» Exercise description
Reproduce the listing verbatim.

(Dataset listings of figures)
= = = = =

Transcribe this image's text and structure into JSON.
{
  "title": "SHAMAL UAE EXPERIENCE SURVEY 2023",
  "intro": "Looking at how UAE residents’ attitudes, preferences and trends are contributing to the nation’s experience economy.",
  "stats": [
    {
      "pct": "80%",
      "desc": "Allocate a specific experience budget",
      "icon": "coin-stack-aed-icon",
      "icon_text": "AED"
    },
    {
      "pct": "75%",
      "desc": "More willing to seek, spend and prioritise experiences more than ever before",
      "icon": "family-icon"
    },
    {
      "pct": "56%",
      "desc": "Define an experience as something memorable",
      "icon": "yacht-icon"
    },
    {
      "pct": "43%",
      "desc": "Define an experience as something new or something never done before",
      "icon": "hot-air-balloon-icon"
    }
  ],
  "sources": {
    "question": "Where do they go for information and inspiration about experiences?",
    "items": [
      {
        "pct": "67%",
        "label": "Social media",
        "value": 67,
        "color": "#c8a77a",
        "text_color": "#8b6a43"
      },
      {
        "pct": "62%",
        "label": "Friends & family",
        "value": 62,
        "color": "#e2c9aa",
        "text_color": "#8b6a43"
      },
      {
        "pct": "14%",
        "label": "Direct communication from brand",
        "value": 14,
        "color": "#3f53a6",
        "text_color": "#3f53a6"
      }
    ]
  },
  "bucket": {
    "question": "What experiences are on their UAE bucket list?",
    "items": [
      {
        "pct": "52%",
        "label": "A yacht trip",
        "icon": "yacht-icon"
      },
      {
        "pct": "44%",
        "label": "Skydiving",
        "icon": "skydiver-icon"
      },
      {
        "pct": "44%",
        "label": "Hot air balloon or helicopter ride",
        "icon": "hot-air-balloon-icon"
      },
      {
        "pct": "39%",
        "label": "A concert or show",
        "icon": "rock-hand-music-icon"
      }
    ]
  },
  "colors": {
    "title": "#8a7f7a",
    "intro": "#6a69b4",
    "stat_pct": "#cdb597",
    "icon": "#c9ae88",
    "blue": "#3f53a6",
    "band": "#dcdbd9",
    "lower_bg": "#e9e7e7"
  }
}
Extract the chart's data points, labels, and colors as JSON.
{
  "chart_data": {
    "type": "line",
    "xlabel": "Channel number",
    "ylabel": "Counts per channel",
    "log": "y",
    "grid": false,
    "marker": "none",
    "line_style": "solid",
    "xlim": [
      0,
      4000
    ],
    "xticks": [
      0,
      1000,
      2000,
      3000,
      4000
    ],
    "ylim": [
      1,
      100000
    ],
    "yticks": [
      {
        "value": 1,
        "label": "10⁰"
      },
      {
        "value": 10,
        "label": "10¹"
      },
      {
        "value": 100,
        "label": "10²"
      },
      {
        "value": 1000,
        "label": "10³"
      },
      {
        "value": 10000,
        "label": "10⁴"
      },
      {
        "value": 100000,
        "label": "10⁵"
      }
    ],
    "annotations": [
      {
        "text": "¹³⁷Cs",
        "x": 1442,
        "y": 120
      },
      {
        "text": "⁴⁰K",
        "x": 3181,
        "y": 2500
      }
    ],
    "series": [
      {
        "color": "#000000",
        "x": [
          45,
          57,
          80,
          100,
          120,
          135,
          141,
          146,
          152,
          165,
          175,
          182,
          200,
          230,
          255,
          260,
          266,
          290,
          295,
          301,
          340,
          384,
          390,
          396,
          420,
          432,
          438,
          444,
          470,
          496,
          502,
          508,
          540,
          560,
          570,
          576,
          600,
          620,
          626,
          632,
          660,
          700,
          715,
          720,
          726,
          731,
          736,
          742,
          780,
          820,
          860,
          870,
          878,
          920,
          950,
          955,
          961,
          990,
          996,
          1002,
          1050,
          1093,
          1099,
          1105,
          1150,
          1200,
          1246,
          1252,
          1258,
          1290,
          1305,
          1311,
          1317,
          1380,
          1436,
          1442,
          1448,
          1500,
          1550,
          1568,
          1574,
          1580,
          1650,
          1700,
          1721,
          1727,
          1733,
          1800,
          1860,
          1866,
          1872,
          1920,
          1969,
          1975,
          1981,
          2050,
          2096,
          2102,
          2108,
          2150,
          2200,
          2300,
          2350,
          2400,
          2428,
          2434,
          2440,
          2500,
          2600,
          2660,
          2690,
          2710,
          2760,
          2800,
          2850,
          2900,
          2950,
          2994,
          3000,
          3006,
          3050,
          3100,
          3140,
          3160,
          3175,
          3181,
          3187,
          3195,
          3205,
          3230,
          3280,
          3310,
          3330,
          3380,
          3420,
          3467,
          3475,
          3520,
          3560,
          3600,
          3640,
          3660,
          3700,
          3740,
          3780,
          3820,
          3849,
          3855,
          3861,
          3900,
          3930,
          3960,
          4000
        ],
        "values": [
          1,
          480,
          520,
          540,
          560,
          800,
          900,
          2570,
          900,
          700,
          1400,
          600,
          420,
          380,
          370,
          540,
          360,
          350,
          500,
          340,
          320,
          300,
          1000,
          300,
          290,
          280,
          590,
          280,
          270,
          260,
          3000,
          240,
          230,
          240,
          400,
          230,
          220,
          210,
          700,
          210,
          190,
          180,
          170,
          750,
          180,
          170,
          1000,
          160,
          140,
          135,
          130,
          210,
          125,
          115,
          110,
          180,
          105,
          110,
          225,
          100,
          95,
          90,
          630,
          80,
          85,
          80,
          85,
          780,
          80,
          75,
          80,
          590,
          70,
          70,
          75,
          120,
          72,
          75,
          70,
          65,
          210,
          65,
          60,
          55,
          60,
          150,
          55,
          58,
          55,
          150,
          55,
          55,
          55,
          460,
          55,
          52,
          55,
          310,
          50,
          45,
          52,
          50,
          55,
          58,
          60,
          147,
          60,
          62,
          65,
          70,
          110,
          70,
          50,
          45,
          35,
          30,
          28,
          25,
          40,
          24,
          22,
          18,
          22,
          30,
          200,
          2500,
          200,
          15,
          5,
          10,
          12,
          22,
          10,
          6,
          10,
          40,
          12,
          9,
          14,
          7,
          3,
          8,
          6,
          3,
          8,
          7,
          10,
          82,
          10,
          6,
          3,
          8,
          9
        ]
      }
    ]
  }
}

= = = = =

» Task solution
Transcribe this image's text and structure into JSON.
{
  "title": "SHAMAL UAE EXPERIENCE SURVEY 2023",
  "intro": "Looking at how UAE residents’ attitudes, preferences and trends are contributing to the nation’s experience economy.",
  "stats": [
    {
      "pct": "80%",
      "desc": "Allocate a specific experience budget",
      "icon": "coin-stack-aed-icon",
      "icon_text": "AED"
    },
    {
      "pct": "75%",
      "desc": "More willing to seek, spend and prioritise experiences more than ever before",
      "icon": "family-icon"
    },
    {
      "pct": "56%",
      "desc": "Define an experience as something memorable",
      "icon": "yacht-icon"
    },
    {
      "pct": "43%",
      "desc": "Define an experience as something new or something never done before",
      "icon": "hot-air-balloon-icon"
    }
  ],
  "sources": {
    "question": "Where do they go for information and inspiration about experiences?",
    "items": [
      {
        "pct": "67%",
        "label": "Social media",
        "value": 67,
        "color": "#c8a77a",
        "text_color": "#8b6a43"
      },
      {
        "pct": "62%",
        "label": "Friends & family",
        "value": 62,
        "color": "#e2c9aa",
        "text_color": "#8b6a43"
      },
      {
        "pct": "14%",
        "label": "Direct communication from brand",
        "value": 14,
        "color": "#3f53a6",
        "text_color": "#3f53a6"
      }
    ]
  },
  "bucket": {
    "question": "What experiences are on their UAE bucket list?",
    "items": [
      {
        "pct": "52%",
        "label": "A yacht trip",
        "icon": "yacht-icon"
      },
      {
        "pct": "44%",
        "label": "Skydiving",
        "icon": "skydiver-icon"
      },
      {
        "pct": "44%",
        "label": "Hot air balloon or helicopter ride",
        "icon": "hot-air-balloon-icon"
      },
      {
        "pct": "39%",
        "label": "A concert or show",
        "icon": "rock-hand-music-icon"
      }
    ]
  },
  "colors": {
    "title": "#8a7f7a",
    "intro": "#6a69b4",
    "stat_pct": "#cdb597",
    "icon": "#c9ae88",
    "blue": "#3f53a6",
    "band": "#dcdbd9",
    "lower_bg": "#e9e7e7"
  }
}
Extract the chart's data points, labels, and colors as JSON.
{
  "chart_data": {
    "type": "line",
    "xlabel": "Channel number",
    "ylabel": "Counts per channel",
    "log": "y",
    "grid": false,
    "marker": "none",
    "line_style": "solid",
    "xlim": [
      0,
      4000
    ],
    "xticks": [
      0,
      1000,
      2000,
      3000,
      4000
    ],
    "ylim": [
      1,
      100000
    ],
    "yticks": [
      {
        "value": 1,
        "label": "10⁰"
      },
      {
        "value": 10,
        "label": "10¹"
      },
      {
        "value": 100,
        "label": "10²"
      },
      {
        "value": 1000,
        "label": "10³"
      },
      {
        "value": 10000,
        "label": "10⁴"
      },
      {
        "value": 100000,
        "label": "10⁵"
      }
    ],
    "annotations": [
      {
        "text": "¹³⁷Cs",
        "x": 1442,
        "y": 120
      },
      {
        "text": "⁴⁰K",
        "x": 3181,
        "y": 2500
      }
    ],
    "series": [
      {
        "color": "#000000",
        "x": [
          45,
          57,
          80,
          100,
          120,
          135,
          141,
          146,
          152,
          165,
          175,
          182,
          200,
          230,
          255,
          260,
          266,
          290,
          295,
          301,
          340,
          384,
          390,
          396,
          420,
          432,
          438,
          444,
          470,
          496,
          502,
          508,
          540,
          560,
          570,
          576,
          600,
          620,
          626,
          632,
          660,
          700,
          715,
          720,
          726,
          731,
          736,
          742,
          780,
          820,
          860,
          870,
          878,
          920,
          950,
          955,
          961,
          990,
          996,
          1002,
          1050,
          1093,
          1099,
          1105,
          1150,
          1200,
          1246,
          1252,
          1258,
          1290,
          1305,
          1311,
          1317,
          1380,
          1436,
          1442,
          1448,
          1500,
          1550,
          1568,
          1574,
          1580,
          1650,
          1700,
          1721,
          1727,
          1733,
          1800,
          1860,
          1866,
          1872,
          1920,
          1969,
          1975,
          1981,
          2050,
          2096,
          2102,
          2108,
          2150,
          2200,
          2300,
          2350,
          2400,
          2428,
          2434,
          2440,
          2500,
          2600,
          2660,
          2690,
          2710,
          2760,
          2800,
          2850,
          2900,
          2950,
          2994,
          3000,
          3006,
          3050,
          3100,
          3140,
          3160,
          3175,
          3181,
          3187,
          3195,
          3205,
          3230,
          3280,
          3310,
          3330,
          3380,
          3420,
          3467,
          3475,
          3520,
          3560,
          3600,
          3640,
          3660,
          3700,
          3740,
          3780,
          3820,
          3849,
          3855,
          3861,
          3900,
          3930,
          3960,
          4000
        ],
        "values": [
          1,
          480,
          520,
          540,
          560,
          800,
          900,
          2570,
          900,
          700,
          1400,
          600,
          420,
          380,
          370,
          540,
          360,
          350,
          500,
          340,
          320,
          300,
          1000,
          300,
          290,
          280,
          590,
          280,
          270,
          260,
          3000,
          240,
          230,
          240,
          400,
          230,
          220,
          210,
          700,
          210,
          190,
          180,
          170,
          750,
          180,
          170,
          1000,
          160,
          140,
          135,
          130,
          210,
          125,
          115,
          110,
          180,
          105,
          110,
          225,
          100,
          95,
          90,
          630,
          80,
          85,
          80,
          85,
          780,
          80,
          75,
          80,
          590,
          70,
          70,
          75,
          120,
          72,
          75,
          70,
          65,
          210,
          65,
          60,
          55,
          60,
          150,
          55,
          58,
          55,
          150,
          55,
          55,
          55,
          460,
          55,
          52,
          55,
          310,
          50,
          45,
          52,
          50,
          55,
          58,
          60,
          147,
          60,
          62,
          65,
          70,
          110,
          70,
          50,
          45,
          35,
          30,
          28,
          25,
          40,
          24,
          22,
          18,
          22,
          30,
          200,
          2500,
          200,
          15,
          5,
          10,
          12,
          22,
          10,
          6,
          10,
          40,
          12,
          9,
          14,
          7,
          3,
          8,
          6,
          3,
          8,
          7,
          10,
          82,
          10,
          6,
          3,
          8,
          9
        ]
      }
    ]
  }
}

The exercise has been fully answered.